Éléments stockés du jeu de données:
+ + + + + + +
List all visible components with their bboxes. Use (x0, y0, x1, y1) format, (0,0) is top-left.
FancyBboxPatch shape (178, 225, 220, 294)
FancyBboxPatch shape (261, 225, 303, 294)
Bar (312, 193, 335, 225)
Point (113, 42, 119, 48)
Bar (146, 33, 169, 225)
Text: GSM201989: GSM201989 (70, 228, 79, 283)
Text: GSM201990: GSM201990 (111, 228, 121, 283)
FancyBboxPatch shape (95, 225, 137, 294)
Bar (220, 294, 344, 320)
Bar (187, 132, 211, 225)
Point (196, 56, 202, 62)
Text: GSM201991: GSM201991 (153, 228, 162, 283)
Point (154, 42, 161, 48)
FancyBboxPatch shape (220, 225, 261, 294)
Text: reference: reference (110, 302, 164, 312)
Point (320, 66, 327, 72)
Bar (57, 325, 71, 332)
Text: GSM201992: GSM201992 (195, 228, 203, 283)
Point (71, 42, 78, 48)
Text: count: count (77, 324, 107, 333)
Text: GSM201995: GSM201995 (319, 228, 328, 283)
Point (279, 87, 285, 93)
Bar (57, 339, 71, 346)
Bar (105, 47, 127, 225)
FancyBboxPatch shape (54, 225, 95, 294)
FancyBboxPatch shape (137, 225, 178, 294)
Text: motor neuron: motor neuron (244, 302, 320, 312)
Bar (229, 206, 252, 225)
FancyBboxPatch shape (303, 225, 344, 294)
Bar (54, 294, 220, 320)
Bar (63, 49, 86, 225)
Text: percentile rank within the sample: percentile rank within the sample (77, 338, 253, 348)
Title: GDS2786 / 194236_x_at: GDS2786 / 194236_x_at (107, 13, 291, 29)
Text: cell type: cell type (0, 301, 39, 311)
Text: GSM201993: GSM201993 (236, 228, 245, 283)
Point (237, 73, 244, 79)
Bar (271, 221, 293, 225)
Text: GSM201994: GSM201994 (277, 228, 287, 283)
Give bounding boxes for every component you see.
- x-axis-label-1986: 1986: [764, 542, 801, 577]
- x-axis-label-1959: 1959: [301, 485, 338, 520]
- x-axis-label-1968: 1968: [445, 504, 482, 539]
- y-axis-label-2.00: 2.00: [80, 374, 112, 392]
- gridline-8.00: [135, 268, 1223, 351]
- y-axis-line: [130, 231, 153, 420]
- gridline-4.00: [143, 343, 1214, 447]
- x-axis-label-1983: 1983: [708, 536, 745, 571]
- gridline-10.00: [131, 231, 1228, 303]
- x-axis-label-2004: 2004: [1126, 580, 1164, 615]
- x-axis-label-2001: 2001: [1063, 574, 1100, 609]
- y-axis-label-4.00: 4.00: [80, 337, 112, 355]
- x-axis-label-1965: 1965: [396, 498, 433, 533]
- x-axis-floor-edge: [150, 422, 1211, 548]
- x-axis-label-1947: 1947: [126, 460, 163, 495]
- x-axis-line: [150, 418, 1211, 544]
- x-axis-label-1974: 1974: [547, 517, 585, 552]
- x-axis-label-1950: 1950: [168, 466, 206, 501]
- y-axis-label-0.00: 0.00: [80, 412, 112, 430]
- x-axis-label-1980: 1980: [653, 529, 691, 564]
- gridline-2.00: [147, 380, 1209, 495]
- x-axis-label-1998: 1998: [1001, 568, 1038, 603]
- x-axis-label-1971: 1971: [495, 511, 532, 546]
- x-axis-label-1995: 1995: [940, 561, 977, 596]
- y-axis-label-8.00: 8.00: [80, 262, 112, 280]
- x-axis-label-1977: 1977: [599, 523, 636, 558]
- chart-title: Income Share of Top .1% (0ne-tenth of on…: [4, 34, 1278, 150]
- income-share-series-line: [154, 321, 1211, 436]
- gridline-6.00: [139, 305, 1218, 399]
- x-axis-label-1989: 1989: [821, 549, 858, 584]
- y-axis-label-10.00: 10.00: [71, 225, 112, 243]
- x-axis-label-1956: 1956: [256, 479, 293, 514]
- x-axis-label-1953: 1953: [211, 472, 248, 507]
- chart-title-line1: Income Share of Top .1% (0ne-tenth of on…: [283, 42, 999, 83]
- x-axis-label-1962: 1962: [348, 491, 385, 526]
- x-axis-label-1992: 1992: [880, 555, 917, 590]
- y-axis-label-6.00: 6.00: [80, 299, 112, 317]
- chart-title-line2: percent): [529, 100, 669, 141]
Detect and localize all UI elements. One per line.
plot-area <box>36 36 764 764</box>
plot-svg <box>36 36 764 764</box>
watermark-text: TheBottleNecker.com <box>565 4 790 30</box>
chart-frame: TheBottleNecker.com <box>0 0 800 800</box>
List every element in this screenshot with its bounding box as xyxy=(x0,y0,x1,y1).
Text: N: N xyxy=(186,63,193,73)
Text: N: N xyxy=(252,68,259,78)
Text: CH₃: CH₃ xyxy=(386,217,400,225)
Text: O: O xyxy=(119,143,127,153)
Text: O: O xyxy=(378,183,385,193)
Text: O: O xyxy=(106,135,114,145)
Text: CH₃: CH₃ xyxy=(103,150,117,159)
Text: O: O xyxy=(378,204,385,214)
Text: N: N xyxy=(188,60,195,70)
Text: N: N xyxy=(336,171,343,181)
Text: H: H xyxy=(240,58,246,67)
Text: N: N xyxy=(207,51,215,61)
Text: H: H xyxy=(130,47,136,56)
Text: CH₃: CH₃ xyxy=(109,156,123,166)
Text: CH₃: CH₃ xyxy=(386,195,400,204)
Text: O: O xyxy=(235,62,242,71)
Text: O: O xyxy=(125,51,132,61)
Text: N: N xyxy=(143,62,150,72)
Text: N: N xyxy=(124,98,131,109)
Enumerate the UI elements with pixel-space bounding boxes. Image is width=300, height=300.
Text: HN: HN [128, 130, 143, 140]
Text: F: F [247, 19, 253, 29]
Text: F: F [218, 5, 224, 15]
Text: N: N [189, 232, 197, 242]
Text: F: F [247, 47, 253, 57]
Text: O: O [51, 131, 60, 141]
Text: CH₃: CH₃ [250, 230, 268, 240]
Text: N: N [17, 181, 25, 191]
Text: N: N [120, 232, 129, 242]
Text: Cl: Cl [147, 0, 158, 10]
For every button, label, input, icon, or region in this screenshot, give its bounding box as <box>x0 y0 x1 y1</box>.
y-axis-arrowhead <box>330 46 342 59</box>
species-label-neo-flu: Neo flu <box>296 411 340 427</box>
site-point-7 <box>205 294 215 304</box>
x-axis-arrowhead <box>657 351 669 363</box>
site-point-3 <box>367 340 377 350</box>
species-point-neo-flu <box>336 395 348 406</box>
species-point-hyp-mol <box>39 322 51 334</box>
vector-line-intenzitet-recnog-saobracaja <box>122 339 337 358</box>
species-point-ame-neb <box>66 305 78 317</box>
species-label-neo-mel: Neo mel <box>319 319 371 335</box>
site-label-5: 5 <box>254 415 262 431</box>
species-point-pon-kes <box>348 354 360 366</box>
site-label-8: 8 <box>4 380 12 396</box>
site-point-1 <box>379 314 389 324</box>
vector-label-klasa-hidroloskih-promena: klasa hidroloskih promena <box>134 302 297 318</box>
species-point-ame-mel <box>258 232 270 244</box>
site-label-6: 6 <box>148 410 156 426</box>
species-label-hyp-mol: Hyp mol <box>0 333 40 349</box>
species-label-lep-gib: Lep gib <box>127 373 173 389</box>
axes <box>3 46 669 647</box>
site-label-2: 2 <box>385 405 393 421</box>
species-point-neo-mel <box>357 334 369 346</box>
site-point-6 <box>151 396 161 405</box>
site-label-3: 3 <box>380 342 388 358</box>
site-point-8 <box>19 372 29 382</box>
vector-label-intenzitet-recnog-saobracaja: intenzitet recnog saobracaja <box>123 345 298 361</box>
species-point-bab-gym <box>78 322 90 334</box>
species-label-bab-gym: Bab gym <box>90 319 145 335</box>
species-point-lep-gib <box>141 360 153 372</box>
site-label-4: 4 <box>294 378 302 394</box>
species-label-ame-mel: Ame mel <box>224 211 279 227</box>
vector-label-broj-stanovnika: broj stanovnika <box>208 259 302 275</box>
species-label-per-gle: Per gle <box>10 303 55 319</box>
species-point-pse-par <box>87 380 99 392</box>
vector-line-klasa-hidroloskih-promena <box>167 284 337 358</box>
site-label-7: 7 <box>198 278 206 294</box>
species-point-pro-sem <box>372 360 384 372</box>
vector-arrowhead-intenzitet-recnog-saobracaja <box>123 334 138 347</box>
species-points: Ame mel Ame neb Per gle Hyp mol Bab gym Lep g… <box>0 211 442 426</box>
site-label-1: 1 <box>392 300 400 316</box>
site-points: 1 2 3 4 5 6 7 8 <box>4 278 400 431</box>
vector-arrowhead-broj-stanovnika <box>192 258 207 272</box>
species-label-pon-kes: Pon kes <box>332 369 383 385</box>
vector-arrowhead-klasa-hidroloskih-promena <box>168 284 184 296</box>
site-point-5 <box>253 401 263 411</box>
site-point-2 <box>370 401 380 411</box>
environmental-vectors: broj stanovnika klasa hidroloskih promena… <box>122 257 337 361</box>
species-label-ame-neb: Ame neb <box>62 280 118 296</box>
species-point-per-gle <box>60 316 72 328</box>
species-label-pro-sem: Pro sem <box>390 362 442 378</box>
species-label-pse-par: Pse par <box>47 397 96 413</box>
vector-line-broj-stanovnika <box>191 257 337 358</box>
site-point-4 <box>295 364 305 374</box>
+ + + + + + +
→ **Consigne**
Recopiez à l'identique les lignes ci-dessus, de la première jusqu'à celle qui contient "Bar (105, 47, 127, 225)", cette dernière comprise.

→ **Résultat**
List all visible components with their bboxes. Use (x0, y0, x1, y1) format, (0,0) is top-left.
FancyBboxPatch shape (178, 225, 220, 294)
FancyBboxPatch shape (261, 225, 303, 294)
Bar (312, 193, 335, 225)
Point (113, 42, 119, 48)
Bar (146, 33, 169, 225)
Text: GSM201989: GSM201989 (70, 228, 79, 283)
Text: GSM201990: GSM201990 (111, 228, 121, 283)
FancyBboxPatch shape (95, 225, 137, 294)
Bar (220, 294, 344, 320)
Bar (187, 132, 211, 225)
Point (196, 56, 202, 62)
Text: GSM201991: GSM201991 (153, 228, 162, 283)
Point (154, 42, 161, 48)
FancyBboxPatch shape (220, 225, 261, 294)
Text: reference: reference (110, 302, 164, 312)
Point (320, 66, 327, 72)
Bar (57, 325, 71, 332)
Text: GSM201992: GSM201992 (195, 228, 203, 283)
Point (71, 42, 78, 48)
Text: count: count (77, 324, 107, 333)
Text: GSM201995: GSM201995 (319, 228, 328, 283)
Point (279, 87, 285, 93)
Bar (57, 339, 71, 346)
Bar (105, 47, 127, 225)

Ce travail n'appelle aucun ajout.